Extracted data entries
****************************************

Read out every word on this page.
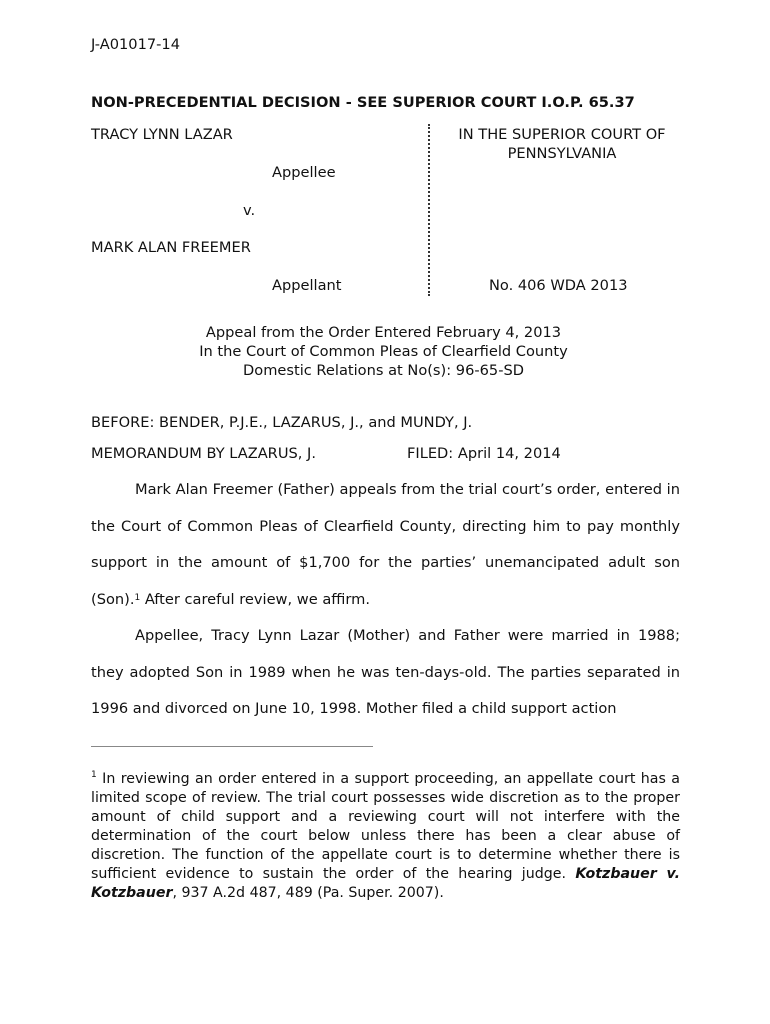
J-A01017-14
NON-PRECEDENTIAL DECISION - SEE SUPERIOR COURT I.O.P. 65.37
TRACY LYNN LAZAR
Appellee
v.
MARK ALAN FREEMER
Appellant
IN THE SUPERIOR COURT OF
PENNSYLVANIA
No. 406 WDA 2013
Appeal from the Order Entered February 4, 2013
In the Court of Common Pleas of Clearfield County
Domestic Relations at No(s): 96-65-SD
BEFORE: BENDER, P.J.E., LAZARUS, J., and MUNDY, J.
MEMORANDUM BY LAZARUS, J.	FILED: April 14, 2014
Mark Alan Freemer (Father) appeals from the trial court’s order, entered in the Court of Common Pleas of Clearfield County, directing him to pay monthly support in the amount of $1,700 for the parties’ unemancipated adult son (Son).$^1$ After careful review, we affirm.
Appellee, Tracy Lynn Lazar (Mother) and Father were married in 1988; they adopted Son in 1989 when he was ten-days-old. The parties separated in 1996 and divorced on June 10, 1998. Mother filed a child support action
$^1$ In reviewing an order entered in a support proceeding, an appellate court has a limited scope of review. The trial court possesses wide discretion as to the proper amount of child support and a reviewing court will not interfere with the determination of the court below unless there has been a clear abuse of discretion. The function of the appellate court is to determine whether there is sufficient evidence to sustain the order of the hearing judge. Kotzbauer v. Kotzbauer, 937 A.2d 487, 489 (Pa. Super. 2007).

****************************************

> [Do this] Figure out how many lines above include the string "LAZARUS", then report that number and nothing else.

> [Result below] 2